>>

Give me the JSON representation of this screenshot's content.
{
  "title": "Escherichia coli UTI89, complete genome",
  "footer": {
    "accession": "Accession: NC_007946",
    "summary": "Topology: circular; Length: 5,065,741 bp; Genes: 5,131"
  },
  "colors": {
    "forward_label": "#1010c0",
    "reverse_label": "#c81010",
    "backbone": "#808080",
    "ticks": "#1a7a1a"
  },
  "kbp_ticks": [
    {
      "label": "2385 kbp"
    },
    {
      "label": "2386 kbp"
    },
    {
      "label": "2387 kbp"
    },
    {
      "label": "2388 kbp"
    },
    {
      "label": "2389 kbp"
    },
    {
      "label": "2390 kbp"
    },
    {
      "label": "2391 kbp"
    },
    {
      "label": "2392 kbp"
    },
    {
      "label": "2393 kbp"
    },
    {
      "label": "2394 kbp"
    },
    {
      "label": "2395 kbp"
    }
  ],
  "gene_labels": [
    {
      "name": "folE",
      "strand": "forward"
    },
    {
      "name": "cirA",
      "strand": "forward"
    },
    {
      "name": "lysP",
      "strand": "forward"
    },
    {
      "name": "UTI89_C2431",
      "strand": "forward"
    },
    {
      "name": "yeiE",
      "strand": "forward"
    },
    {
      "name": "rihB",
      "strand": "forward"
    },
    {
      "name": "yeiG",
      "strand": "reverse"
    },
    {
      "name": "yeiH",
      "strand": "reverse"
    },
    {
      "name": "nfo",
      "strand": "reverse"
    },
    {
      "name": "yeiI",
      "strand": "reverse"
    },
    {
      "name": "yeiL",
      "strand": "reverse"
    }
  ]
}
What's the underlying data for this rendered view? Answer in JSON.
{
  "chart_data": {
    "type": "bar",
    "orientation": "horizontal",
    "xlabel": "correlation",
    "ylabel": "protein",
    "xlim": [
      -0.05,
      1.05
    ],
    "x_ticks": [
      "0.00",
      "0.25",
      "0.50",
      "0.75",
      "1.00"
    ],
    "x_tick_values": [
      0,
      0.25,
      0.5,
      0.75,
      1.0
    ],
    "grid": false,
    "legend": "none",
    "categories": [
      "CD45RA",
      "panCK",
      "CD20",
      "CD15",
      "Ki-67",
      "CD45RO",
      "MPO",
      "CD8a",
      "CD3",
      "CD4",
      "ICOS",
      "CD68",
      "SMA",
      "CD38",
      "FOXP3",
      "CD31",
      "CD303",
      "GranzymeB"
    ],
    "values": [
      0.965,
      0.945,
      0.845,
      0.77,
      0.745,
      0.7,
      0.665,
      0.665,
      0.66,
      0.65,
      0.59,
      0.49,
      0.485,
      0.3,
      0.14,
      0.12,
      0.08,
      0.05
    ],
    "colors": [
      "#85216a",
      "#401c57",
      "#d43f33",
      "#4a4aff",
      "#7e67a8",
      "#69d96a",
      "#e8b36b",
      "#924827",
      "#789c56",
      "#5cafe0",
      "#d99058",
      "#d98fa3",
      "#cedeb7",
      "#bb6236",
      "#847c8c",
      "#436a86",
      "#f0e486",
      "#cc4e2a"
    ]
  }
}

<<

Instructions for the task -
Read through the entries above, and wherever a line holds the string "JSON", copy it.

Task solution -
Give me the JSON representation of this screenshot's content.
What's the underlying data for this rendered view? Answer in JSON.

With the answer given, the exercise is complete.